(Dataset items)
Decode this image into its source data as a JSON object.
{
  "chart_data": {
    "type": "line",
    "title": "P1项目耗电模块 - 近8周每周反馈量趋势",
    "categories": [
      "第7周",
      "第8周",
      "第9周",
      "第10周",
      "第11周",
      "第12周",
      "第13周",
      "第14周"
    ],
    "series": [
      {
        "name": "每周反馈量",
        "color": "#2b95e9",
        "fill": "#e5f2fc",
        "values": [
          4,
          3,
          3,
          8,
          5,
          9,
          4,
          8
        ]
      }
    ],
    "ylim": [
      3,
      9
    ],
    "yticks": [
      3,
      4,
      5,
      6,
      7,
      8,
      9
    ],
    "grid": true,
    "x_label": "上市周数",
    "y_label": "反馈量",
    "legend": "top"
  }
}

| Task goal |
Your task is to reproduce the whole listing exactly.

| Expected answer |
Decode this image into its source data as a JSON object.
{
  "chart_data": {
    "type": "line",
    "title": "P1项目耗电模块 - 近8周每周反馈量趋势",
    "categories": [
      "第7周",
      "第8周",
      "第9周",
      "第10周",
      "第11周",
      "第12周",
      "第13周",
      "第14周"
    ],
    "series": [
      {
        "name": "每周反馈量",
        "color": "#2b95e9",
        "fill": "#e5f2fc",
        "values": [
          4,
          3,
          3,
          8,
          5,
          9,
          4,
          8
        ]
      }
    ],
    "ylim": [
      3,
      9
    ],
    "yticks": [
      3,
      4,
      5,
      6,
      7,
      8,
      9
    ],
    "grid": true,
    "x_label": "上市周数",
    "y_label": "反馈量",
    "legend": "top"
  }
}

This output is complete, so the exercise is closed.